┌──
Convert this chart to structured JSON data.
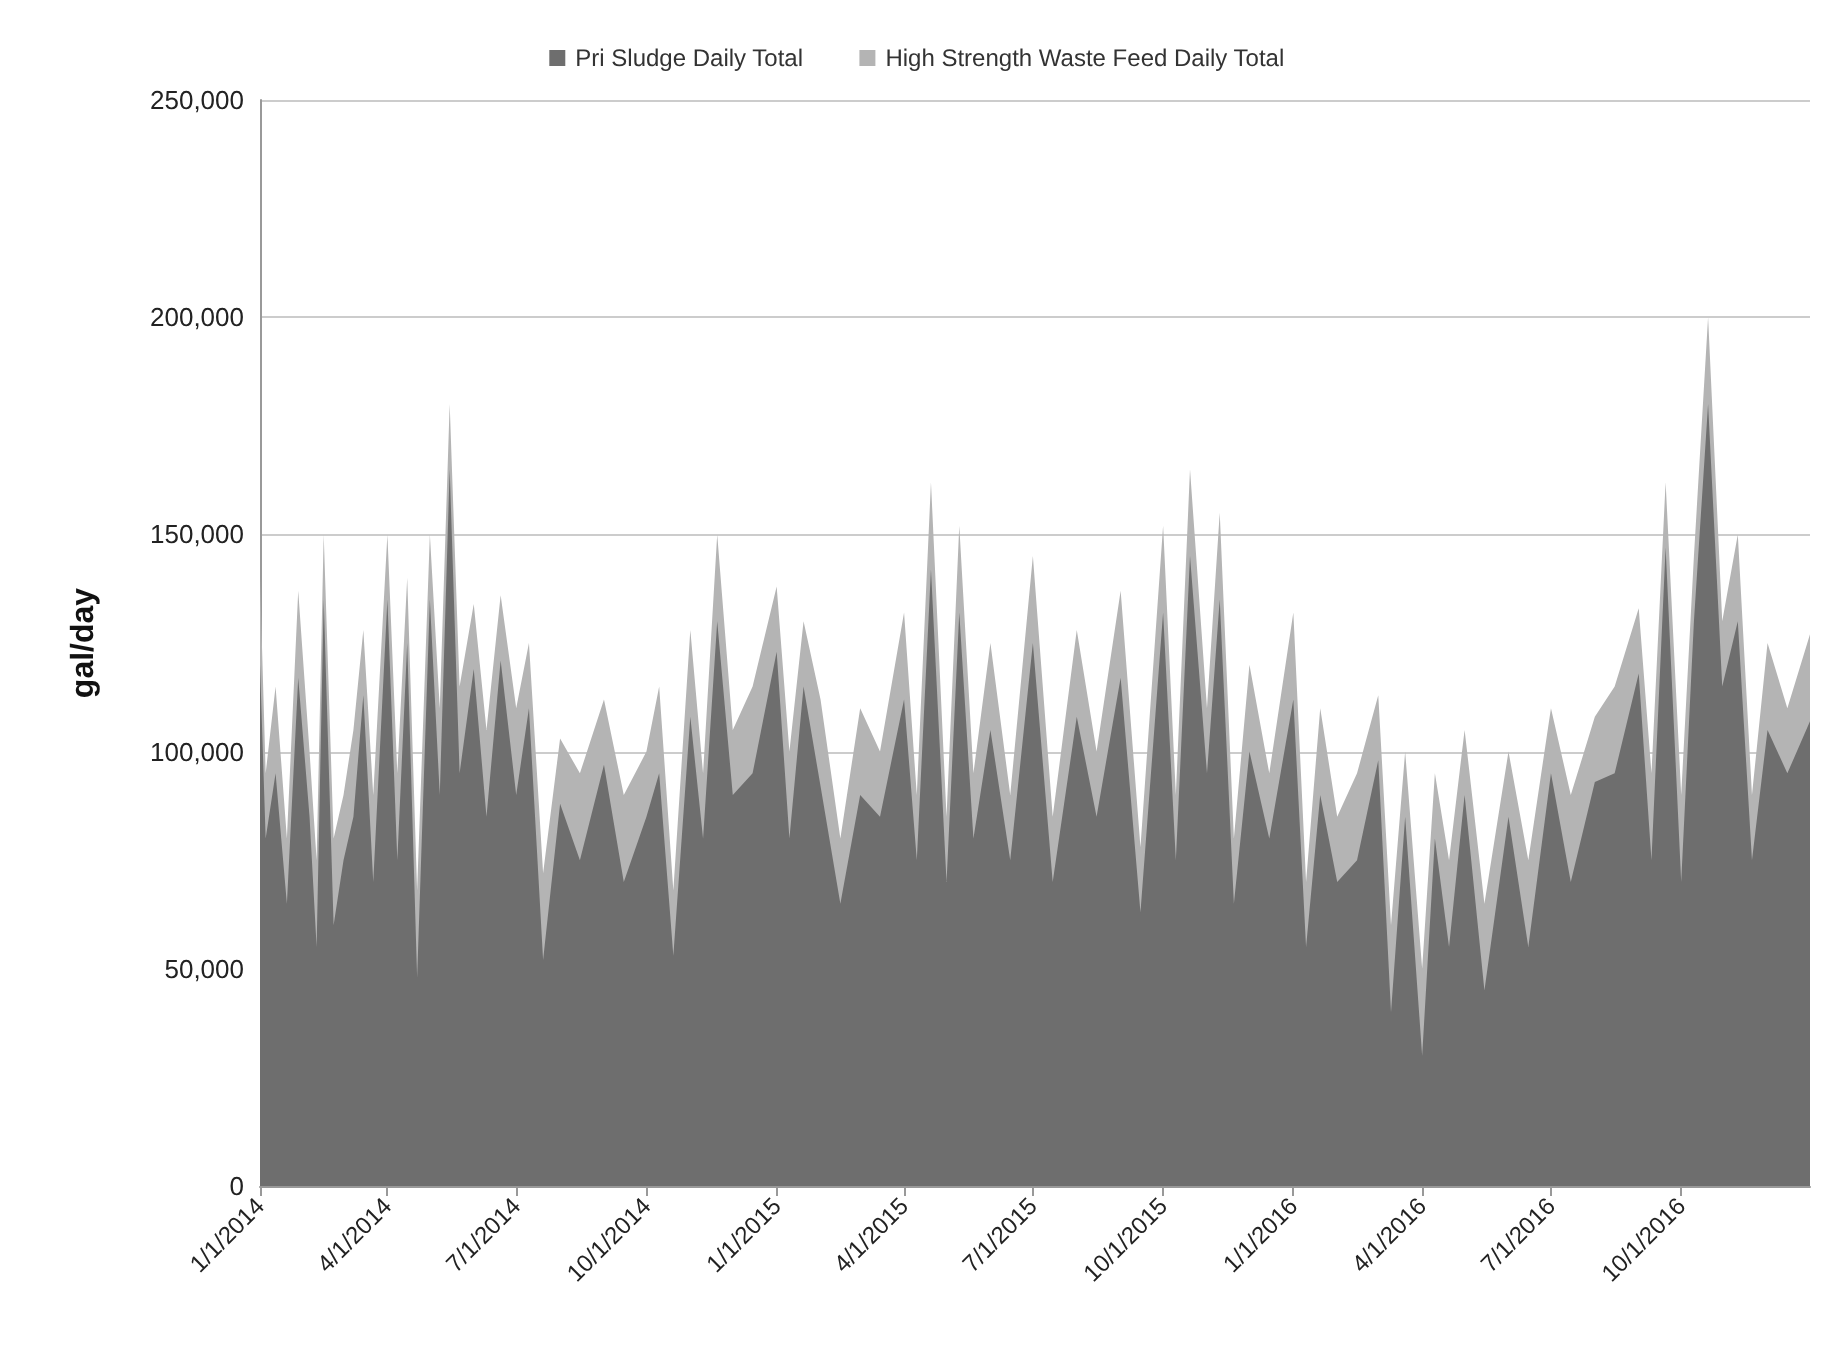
{
  "chart_data": {
    "type": "area",
    "stacked": true,
    "ylabel": "gal/day",
    "legend": "top",
    "grid": "y",
    "x": [
      "2014-01-01",
      "2014-01-05",
      "2014-01-12",
      "2014-01-20",
      "2014-01-28",
      "2014-02-05",
      "2014-02-10",
      "2014-02-15",
      "2014-02-22",
      "2014-03-01",
      "2014-03-08",
      "2014-03-15",
      "2014-03-22",
      "2014-04-01",
      "2014-04-08",
      "2014-04-15",
      "2014-04-22",
      "2014-05-01",
      "2014-05-08",
      "2014-05-15",
      "2014-05-22",
      "2014-06-01",
      "2014-06-10",
      "2014-06-20",
      "2014-07-01",
      "2014-07-10",
      "2014-07-20",
      "2014-08-01",
      "2014-08-15",
      "2014-09-01",
      "2014-09-15",
      "2014-10-01",
      "2014-10-10",
      "2014-10-20",
      "2014-11-01",
      "2014-11-10",
      "2014-11-20",
      "2014-12-01",
      "2014-12-15",
      "2015-01-01",
      "2015-01-10",
      "2015-01-20",
      "2015-02-01",
      "2015-02-15",
      "2015-03-01",
      "2015-03-15",
      "2015-04-01",
      "2015-04-10",
      "2015-04-20",
      "2015-05-01",
      "2015-05-10",
      "2015-05-20",
      "2015-06-01",
      "2015-06-15",
      "2015-07-01",
      "2015-07-15",
      "2015-08-01",
      "2015-08-15",
      "2015-09-01",
      "2015-09-15",
      "2015-10-01",
      "2015-10-10",
      "2015-10-20",
      "2015-11-01",
      "2015-11-10",
      "2015-11-20",
      "2015-12-01",
      "2015-12-15",
      "2016-01-01",
      "2016-01-10",
      "2016-01-20",
      "2016-02-01",
      "2016-02-15",
      "2016-03-01",
      "2016-03-10",
      "2016-03-20",
      "2016-04-01",
      "2016-04-10",
      "2016-04-20",
      "2016-05-01",
      "2016-05-15",
      "2016-06-01",
      "2016-06-15",
      "2016-07-01",
      "2016-07-15",
      "2016-08-01",
      "2016-08-15",
      "2016-09-01",
      "2016-09-10",
      "2016-09-20",
      "2016-10-01",
      "2016-10-10",
      "2016-10-20",
      "2016-10-30",
      "2016-11-10",
      "2016-11-20",
      "2016-12-01",
      "2016-12-15",
      "2016-12-31"
    ],
    "series": [
      {
        "name": "Pri Sludge Daily Total",
        "color": "#6e6e6e",
        "values": [
          120000,
          80000,
          95000,
          65000,
          117000,
          85000,
          55000,
          135000,
          60000,
          75000,
          85000,
          113000,
          70000,
          135000,
          75000,
          125000,
          48000,
          135000,
          90000,
          165000,
          95000,
          119000,
          85000,
          121000,
          90000,
          110000,
          52000,
          88000,
          75000,
          97000,
          70000,
          85000,
          95000,
          53000,
          108000,
          80000,
          130000,
          90000,
          95000,
          123000,
          80000,
          115000,
          92000,
          65000,
          90000,
          85000,
          112000,
          75000,
          142000,
          70000,
          132000,
          80000,
          105000,
          75000,
          125000,
          70000,
          108000,
          85000,
          117000,
          63000,
          132000,
          75000,
          145000,
          95000,
          135000,
          65000,
          100000,
          80000,
          112000,
          55000,
          90000,
          70000,
          75000,
          98000,
          40000,
          85000,
          30000,
          80000,
          55000,
          90000,
          45000,
          85000,
          55000,
          95000,
          70000,
          93000,
          95000,
          118000,
          75000,
          147000,
          70000,
          130000,
          180000,
          115000,
          130000,
          75000,
          105000,
          95000,
          107000
        ]
      },
      {
        "name": "High Strength Waste Feed Daily Total",
        "color": "#b4b4b4",
        "values": [
          20000,
          15000,
          20000,
          15000,
          20000,
          15000,
          20000,
          15000,
          20000,
          15000,
          20000,
          15000,
          20000,
          15000,
          20000,
          15000,
          20000,
          15000,
          20000,
          15000,
          20000,
          15000,
          20000,
          15000,
          20000,
          15000,
          20000,
          15000,
          20000,
          15000,
          20000,
          15000,
          20000,
          15000,
          20000,
          15000,
          20000,
          15000,
          20000,
          15000,
          20000,
          15000,
          20000,
          15000,
          20000,
          15000,
          20000,
          15000,
          20000,
          15000,
          20000,
          15000,
          20000,
          15000,
          20000,
          15000,
          20000,
          15000,
          20000,
          15000,
          20000,
          15000,
          20000,
          15000,
          20000,
          15000,
          20000,
          15000,
          20000,
          15000,
          20000,
          15000,
          20000,
          15000,
          20000,
          15000,
          20000,
          15000,
          20000,
          15000,
          20000,
          15000,
          20000,
          15000,
          20000,
          15000,
          20000,
          15000,
          20000,
          15000,
          20000,
          15000,
          20000,
          15000,
          20000,
          15000,
          20000,
          15000,
          20000
        ]
      }
    ],
    "xlim": [
      "2014-01-01",
      "2016-12-31"
    ],
    "xticks": [
      {
        "value": "2014-01-01",
        "label": "1/1/2014"
      },
      {
        "value": "2014-04-01",
        "label": "4/1/2014"
      },
      {
        "value": "2014-07-01",
        "label": "7/1/2014"
      },
      {
        "value": "2014-10-01",
        "label": "10/1/2014"
      },
      {
        "value": "2015-01-01",
        "label": "1/1/2015"
      },
      {
        "value": "2015-04-01",
        "label": "4/1/2015"
      },
      {
        "value": "2015-07-01",
        "label": "7/1/2015"
      },
      {
        "value": "2015-10-01",
        "label": "10/1/2015"
      },
      {
        "value": "2016-01-01",
        "label": "1/1/2016"
      },
      {
        "value": "2016-04-01",
        "label": "4/1/2016"
      },
      {
        "value": "2016-07-01",
        "label": "7/1/2016"
      },
      {
        "value": "2016-10-01",
        "label": "10/1/2016"
      }
    ],
    "ylim": [
      0,
      250000
    ],
    "yticks": [
      0,
      {
        "value": 50000,
        "label": "50,000"
      },
      {
        "value": 100000,
        "label": "100,000"
      },
      {
        "value": 150000,
        "label": "150,000"
      },
      {
        "value": 200000,
        "label": "200,000"
      },
      {
        "value": 250000,
        "label": "250,000"
      }
    ]
  }
}
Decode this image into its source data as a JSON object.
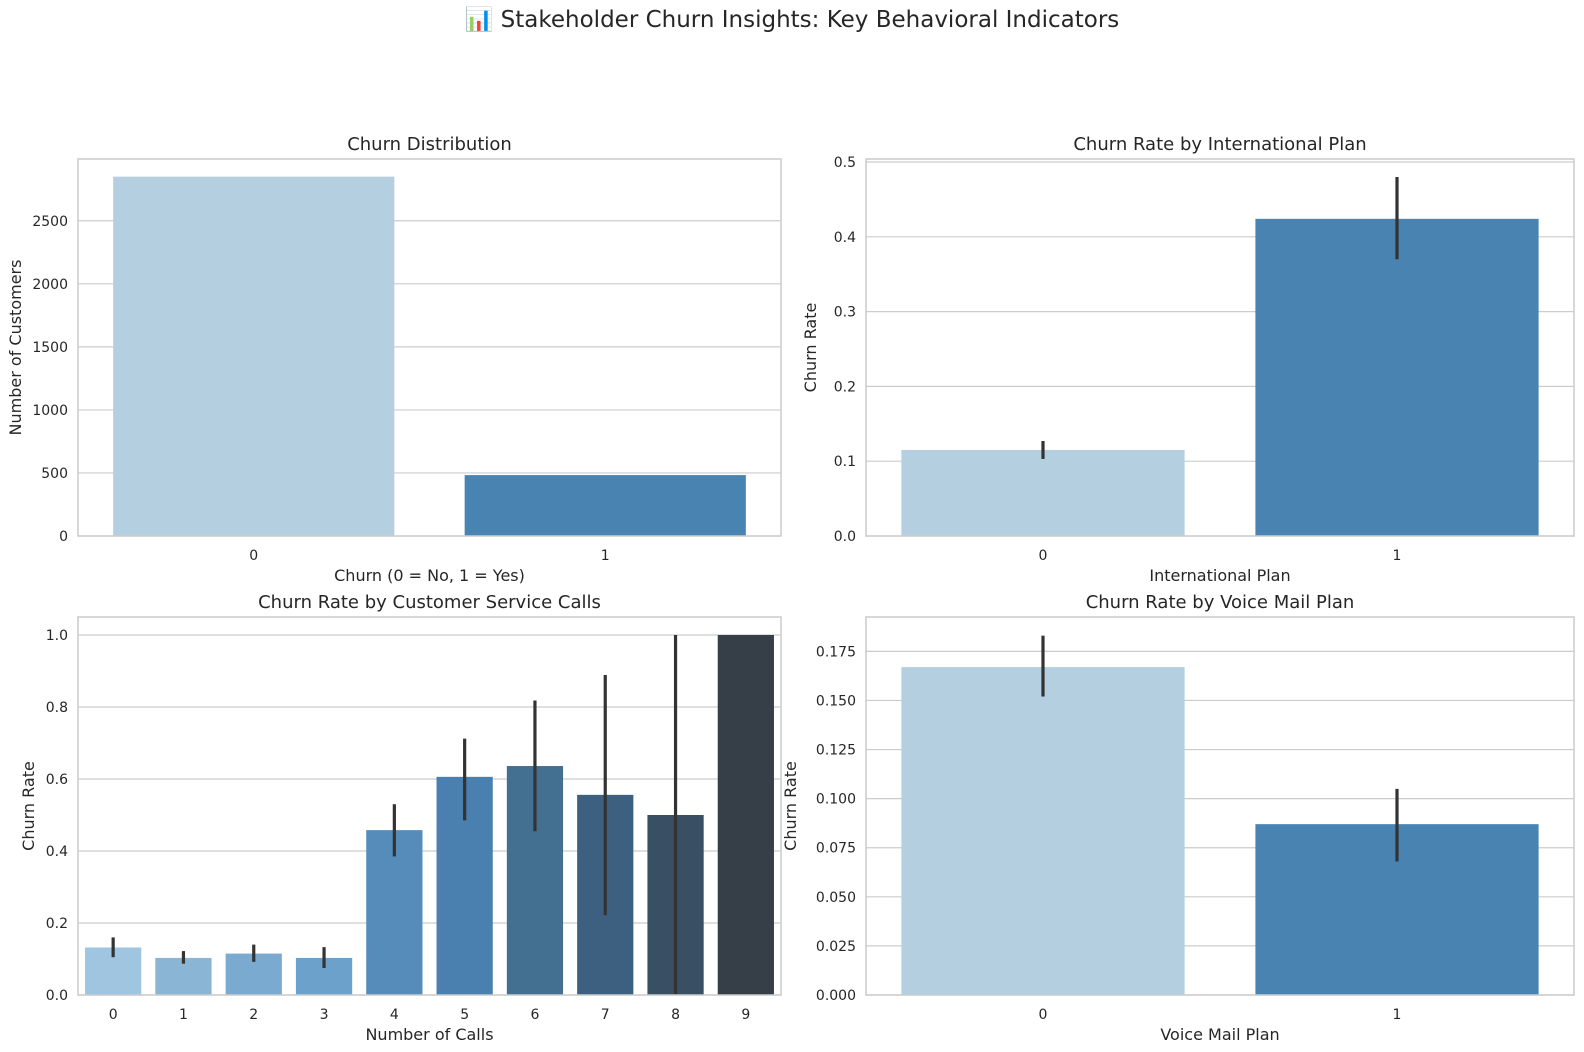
{
  "suptitle": "📊 Stakeholder Churn Insights: Key Behavioral Indicators",
  "colors": {
    "grid": "#cccccc",
    "spine": "#cccccc",
    "errorbar": "#333333",
    "text": "#262626"
  },
  "chart_data": [
    {
      "type": "bar",
      "title": "Churn Distribution",
      "xlabel": "Churn (0 = No, 1 = Yes)",
      "ylabel": "Number of Customers",
      "categories": [
        "0",
        "1"
      ],
      "values": [
        2850,
        483
      ],
      "colors": [
        "#b3cfe0",
        "#4883b1"
      ],
      "ylim": [
        0,
        2990
      ],
      "yticks": [
        0,
        500,
        1000,
        1500,
        2000,
        2500
      ],
      "ytick_labels": [
        "0",
        "500",
        "1000",
        "1500",
        "2000",
        "2500"
      ],
      "grid": true
    },
    {
      "type": "bar",
      "title": "Churn Rate by International Plan",
      "xlabel": "International Plan",
      "ylabel": "Churn Rate",
      "categories": [
        "0",
        "1"
      ],
      "values": [
        0.115,
        0.424
      ],
      "error_low": [
        0.103,
        0.37
      ],
      "error_high": [
        0.127,
        0.48
      ],
      "colors": [
        "#b3cfe0",
        "#4883b1"
      ],
      "ylim": [
        0,
        0.504
      ],
      "yticks": [
        0,
        0.1,
        0.2,
        0.3,
        0.4,
        0.5
      ],
      "ytick_labels": [
        "0.0",
        "0.1",
        "0.2",
        "0.3",
        "0.4",
        "0.5"
      ],
      "grid": true
    },
    {
      "type": "bar",
      "title": "Churn Rate by Customer Service Calls",
      "xlabel": "Number of Calls",
      "ylabel": "Churn Rate",
      "categories": [
        "0",
        "1",
        "2",
        "3",
        "4",
        "5",
        "6",
        "7",
        "8",
        "9"
      ],
      "values": [
        0.132,
        0.103,
        0.115,
        0.103,
        0.458,
        0.606,
        0.636,
        0.556,
        0.5,
        1.0
      ],
      "error_low": [
        0.105,
        0.087,
        0.092,
        0.075,
        0.385,
        0.485,
        0.455,
        0.222,
        0.0,
        1.0
      ],
      "error_high": [
        0.16,
        0.122,
        0.14,
        0.133,
        0.53,
        0.712,
        0.818,
        0.889,
        1.0,
        1.0
      ],
      "colors": [
        "#9fc5e0",
        "#8ab5d4",
        "#7aaad0",
        "#6ba1ca",
        "#558cb9",
        "#4a80b0",
        "#436f91",
        "#3e6080",
        "#394f63",
        "#363f47"
      ],
      "ylim": [
        0,
        1.05
      ],
      "yticks": [
        0,
        0.2,
        0.4,
        0.6,
        0.8,
        1.0
      ],
      "ytick_labels": [
        "0.0",
        "0.2",
        "0.4",
        "0.6",
        "0.8",
        "1.0"
      ],
      "grid": true
    },
    {
      "type": "bar",
      "title": "Churn Rate by Voice Mail Plan",
      "xlabel": "Voice Mail Plan",
      "ylabel": "Churn Rate",
      "categories": [
        "0",
        "1"
      ],
      "values": [
        0.167,
        0.087
      ],
      "error_low": [
        0.152,
        0.068
      ],
      "error_high": [
        0.183,
        0.105
      ],
      "colors": [
        "#b3cfe0",
        "#4883b1"
      ],
      "ylim": [
        0,
        0.1925
      ],
      "yticks": [
        0,
        0.025,
        0.05,
        0.075,
        0.1,
        0.125,
        0.15,
        0.175
      ],
      "ytick_labels": [
        "0.000",
        "0.025",
        "0.050",
        "0.075",
        "0.100",
        "0.125",
        "0.150",
        "0.175"
      ],
      "grid": true
    }
  ]
}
└──
Copy each line of the listing that includes "Number".

      "ylabel": "Number of Customers",
      "xlabel": "Number of Calls",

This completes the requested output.